§ REQUIRED TASK
From the entries below, gather each line containing the word "page".

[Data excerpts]
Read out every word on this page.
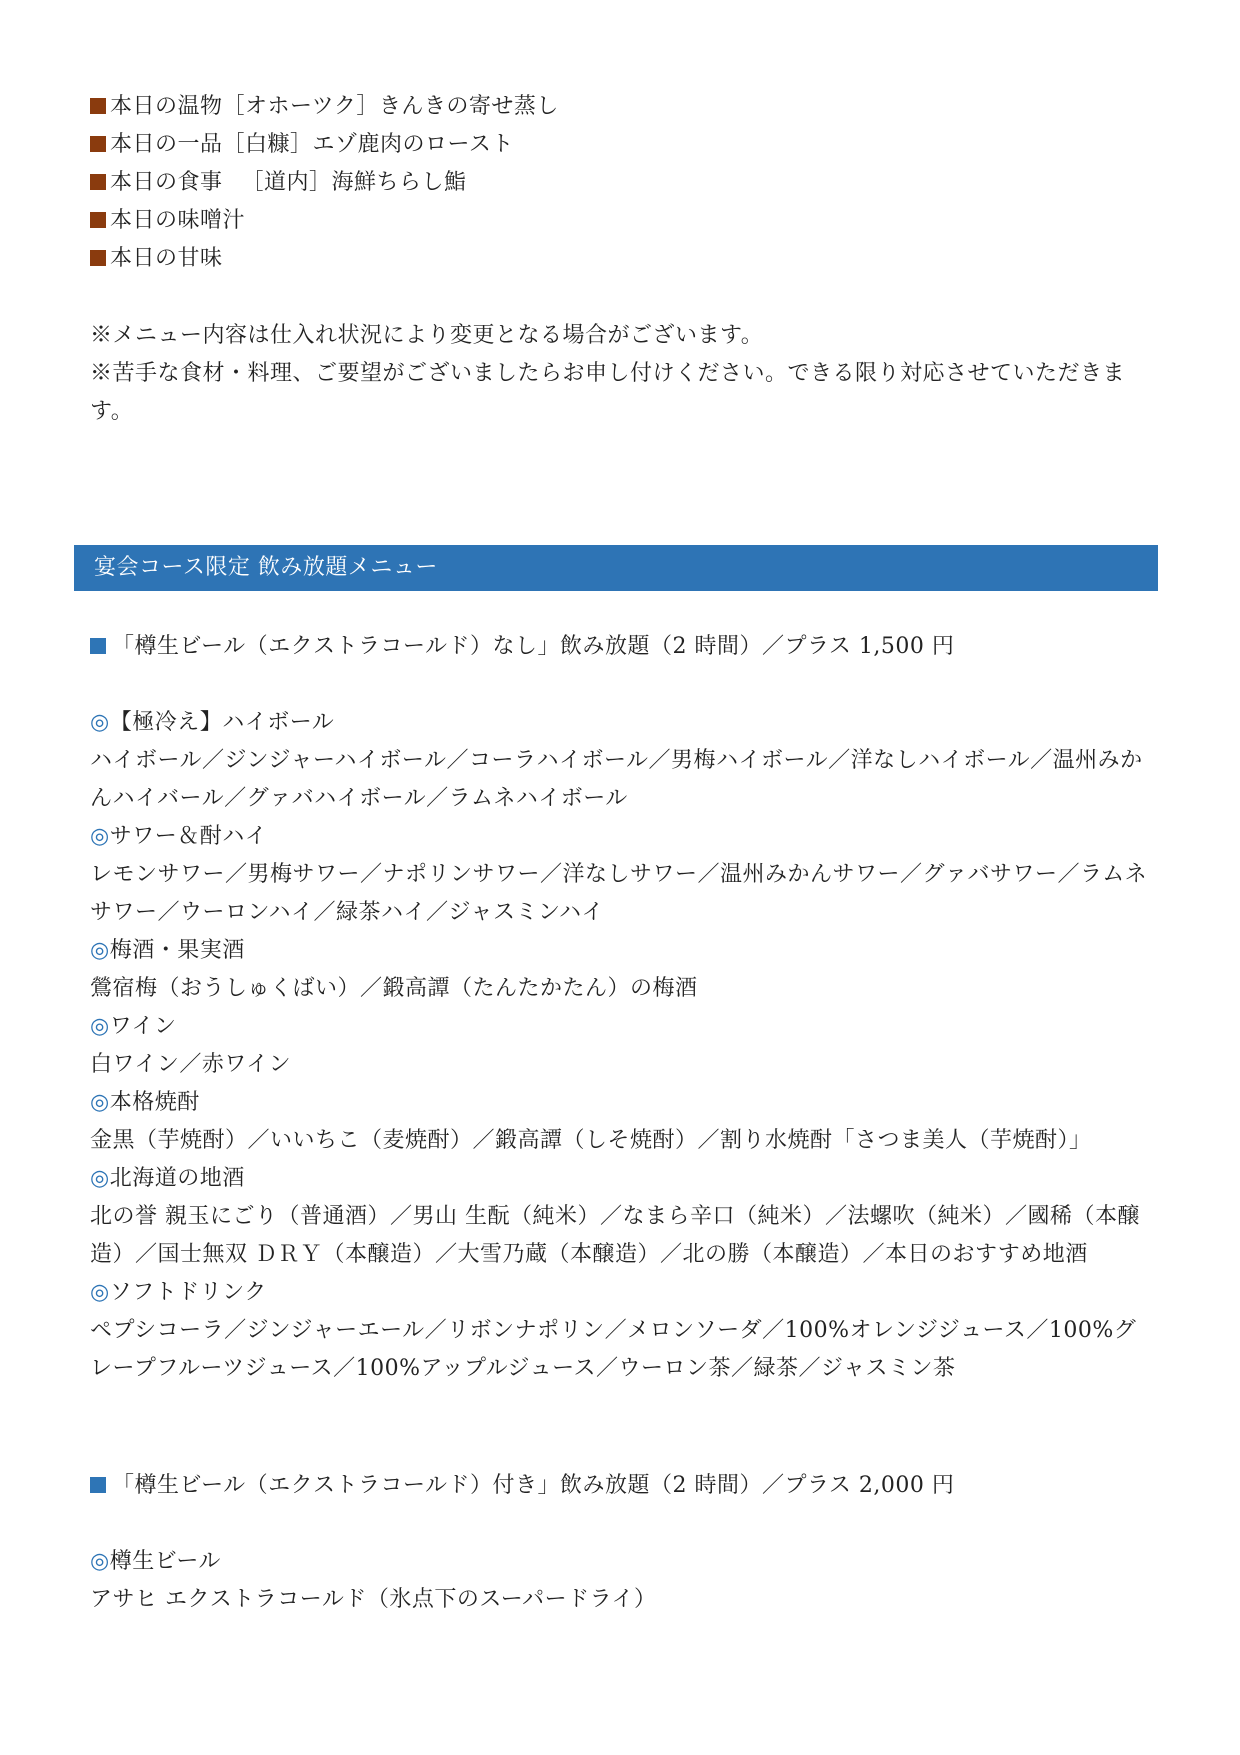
本日の温物［オホーツク］きんきの寄せ蒸し
本日の一品［白糠］エゾ鹿肉のロースト
本日の食事 　［道内］海鮮ちらし鮨
本日の味噌汁
本日の甘味
※メニュー内容は仕入れ状況により変更となる場合がございます。
※苦手な食材・料理、ご要望がございましたらお申し付けください。できる限り対応させていただきます。
宴会コース限定 飲み放題メニュー
「樽生ビール（エクストラコールド）なし」飲み放題（2 時間）／プラス 1,500 円
◎【極冷え】ハイボール
ハイボール／ジンジャーハイボール／コーラハイボール／男梅ハイボール／洋なしハイボール／温州みかんハイバール／グァバハイボール／ラムネハイボール
◎サワー＆酎ハイ
レモンサワー／男梅サワー／ナポリンサワー／洋なしサワー／温州みかんサワー／グァバサワー／ラムネサワー／ウーロンハイ／緑茶ハイ／ジャスミンハイ
◎梅酒・果実酒
鶯宿梅（おうしゅくばい）／鍛高譚（たんたかたん）の梅酒
◎ワイン
白ワイン／赤ワイン
◎本格焼酎
金黒（芋焼酎）／いいちこ（麦焼酎）／鍛高譚（しそ焼酎）／割り水焼酎「さつま美人（芋焼酎）」
◎北海道の地酒
北の誉 親玉にごり（普通酒）／男山 生酛（純米）／なまら辛口（純米）／法螺吹（純米）／國稀（本醸造）／国士無双 ＤＲＹ（本醸造）／大雪乃蔵（本醸造）／北の勝（本醸造）／本日のおすすめ地酒
◎ソフトドリンク
ペプシコーラ／ジンジャーエール／リボンナポリン／メロンソーダ／100%オレンジジュース／100%グレープフルーツジュース／100%アップルジュース／ウーロン茶／緑茶／ジャスミン茶
「樽生ビール（エクストラコールド）付き」飲み放題（2 時間）／プラス 2,000 円
◎樽生ビール
アサヒ エクストラコールド（氷点下のスーパードライ）
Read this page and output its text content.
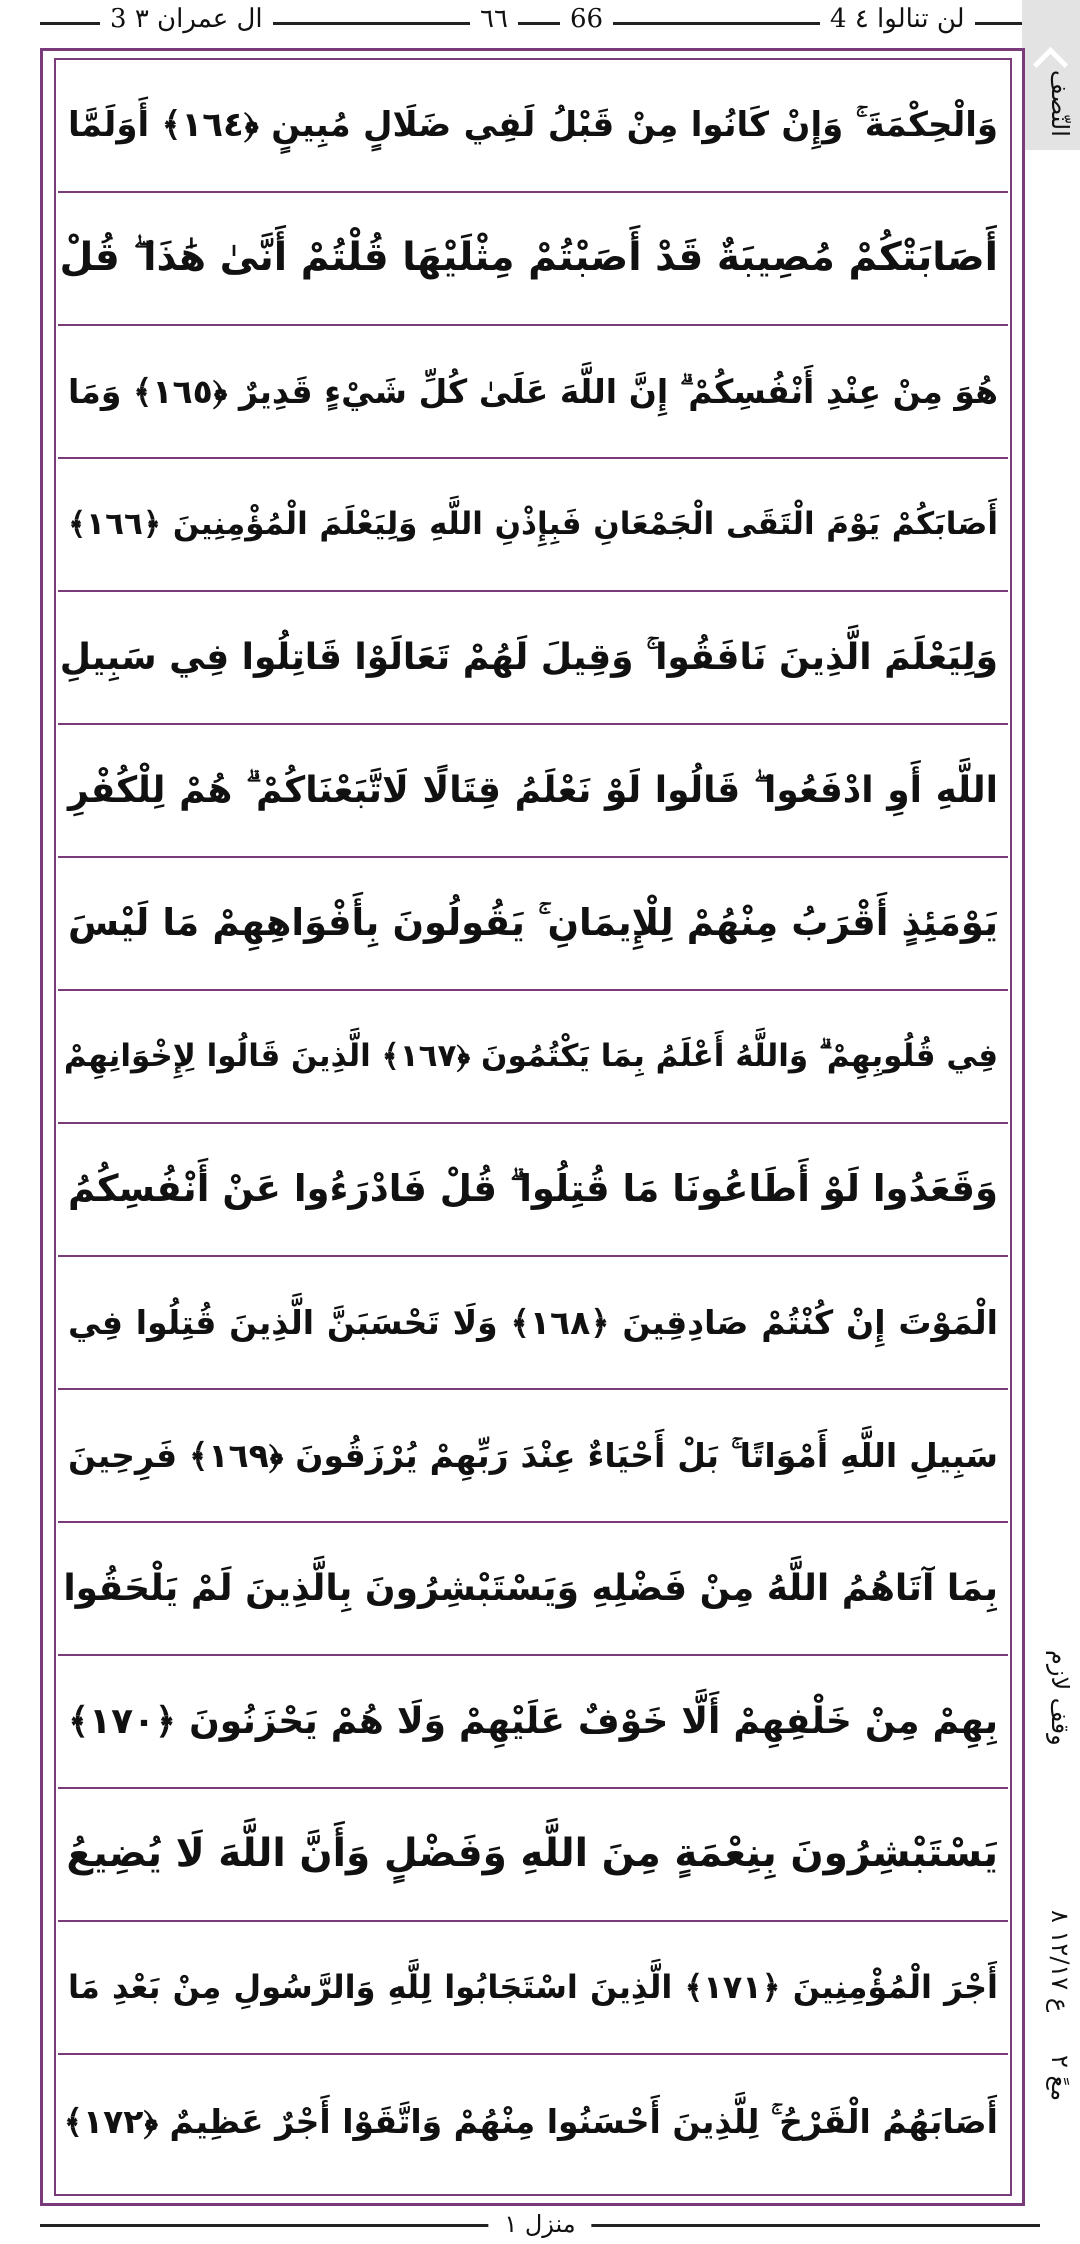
3 ال عمران ٣	٦٦	66	4 لن تنالوا ٤
وَالْحِكْمَةَ ۚ وَإِنْ كَانُوا مِنْ قَبْلُ لَفِي ضَلَالٍ مُبِينٍ ﴿١٦٤﴾ أَوَلَمَّا
أَصَابَتْكُمْ مُصِيبَةٌ قَدْ أَصَبْتُمْ مِثْلَيْهَا قُلْتُمْ أَنَّىٰ هَٰذَا ۖ قُلْ
هُوَ مِنْ عِنْدِ أَنْفُسِكُمْ ۗ إِنَّ اللَّهَ عَلَىٰ كُلِّ شَيْءٍ قَدِيرٌ ﴿١٦٥﴾ وَمَا
أَصَابَكُمْ يَوْمَ الْتَقَى الْجَمْعَانِ فَبِإِذْنِ اللَّهِ وَلِيَعْلَمَ الْمُؤْمِنِينَ ﴿١٦٦﴾
وَلِيَعْلَمَ الَّذِينَ نَافَقُوا ۚ وَقِيلَ لَهُمْ تَعَالَوْا قَاتِلُوا فِي سَبِيلِ
اللَّهِ أَوِ ادْفَعُوا ۖ قَالُوا لَوْ نَعْلَمُ قِتَالًا لَاتَّبَعْنَاكُمْ ۗ هُمْ لِلْكُفْرِ
يَوْمَئِذٍ أَقْرَبُ مِنْهُمْ لِلْإِيمَانِ ۚ يَقُولُونَ بِأَفْوَاهِهِمْ مَا لَيْسَ
فِي قُلُوبِهِمْ ۗ وَاللَّهُ أَعْلَمُ بِمَا يَكْتُمُونَ ﴿١٦٧﴾ الَّذِينَ قَالُوا لِإِخْوَانِهِمْ
وَقَعَدُوا لَوْ أَطَاعُونَا مَا قُتِلُوا ۗ قُلْ فَادْرَءُوا عَنْ أَنْفُسِكُمُ
الْمَوْتَ إِنْ كُنْتُمْ صَادِقِينَ ﴿١٦٨﴾ وَلَا تَحْسَبَنَّ الَّذِينَ قُتِلُوا فِي
سَبِيلِ اللَّهِ أَمْوَاتًا ۚ بَلْ أَحْيَاءٌ عِنْدَ رَبِّهِمْ يُرْزَقُونَ ﴿١٦٩﴾ فَرِحِينَ
بِمَا آتَاهُمُ اللَّهُ مِنْ فَضْلِهِ وَيَسْتَبْشِرُونَ بِالَّذِينَ لَمْ يَلْحَقُوا
بِهِمْ مِنْ خَلْفِهِمْ أَلَّا خَوْفٌ عَلَيْهِمْ وَلَا هُمْ يَحْزَنُونَ ﴿١٧٠﴾
يَسْتَبْشِرُونَ بِنِعْمَةٍ مِنَ اللَّهِ وَفَضْلٍ وَأَنَّ اللَّهَ لَا يُضِيعُ
أَجْرَ الْمُؤْمِنِينَ ﴿١٧١﴾ الَّذِينَ اسْتَجَابُوا لِلَّهِ وَالرَّسُولِ مِنْ بَعْدِ مَا
أَصَابَهُمُ الْقَرْحُ ۚ لِلَّذِينَ أَحْسَنُوا مِنْهُمْ وَاتَّقَوْا أَجْرٌ عَظِيمٌ ﴿١٧٢﴾
النّصف
وقف لازم
ع ١٢/١٧ ٨
معً ٢
منزل ١
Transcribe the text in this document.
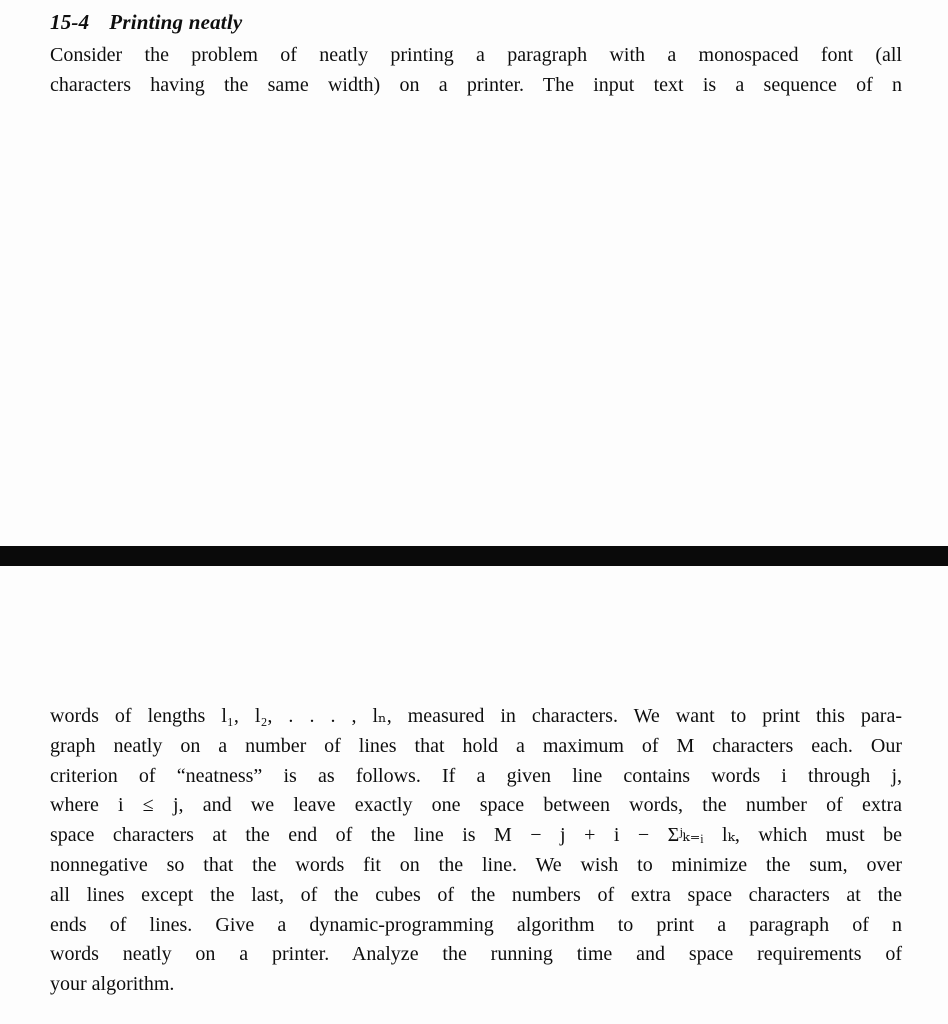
15-4 Printing neatly
Consider the problem of neatly printing a paragraph with a monospaced font (all
characters having the same width) on a printer. The input text is a sequence of n
words of lengths l₁, l₂, . . . , lₙ, measured in characters. We want to print this para-
graph neatly on a number of lines that hold a maximum of M characters each. Our
criterion of “neatness” is as follows. If a given line contains words i through j,
where i ≤ j, and we leave exactly one space between words, the number of extra
space characters at the end of the line is M − j + i − Σʲₖ₌ᵢ lₖ, which must be
nonnegative so that the words fit on the line. We wish to minimize the sum, over
all lines except the last, of the cubes of the numbers of extra space characters at the
ends of lines. Give a dynamic-programming algorithm to print a paragraph of n
words neatly on a printer. Analyze the running time and space requirements of
your algorithm.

§ TASK OUTPUT
Read out every word on this page.
Read this page and output its text content.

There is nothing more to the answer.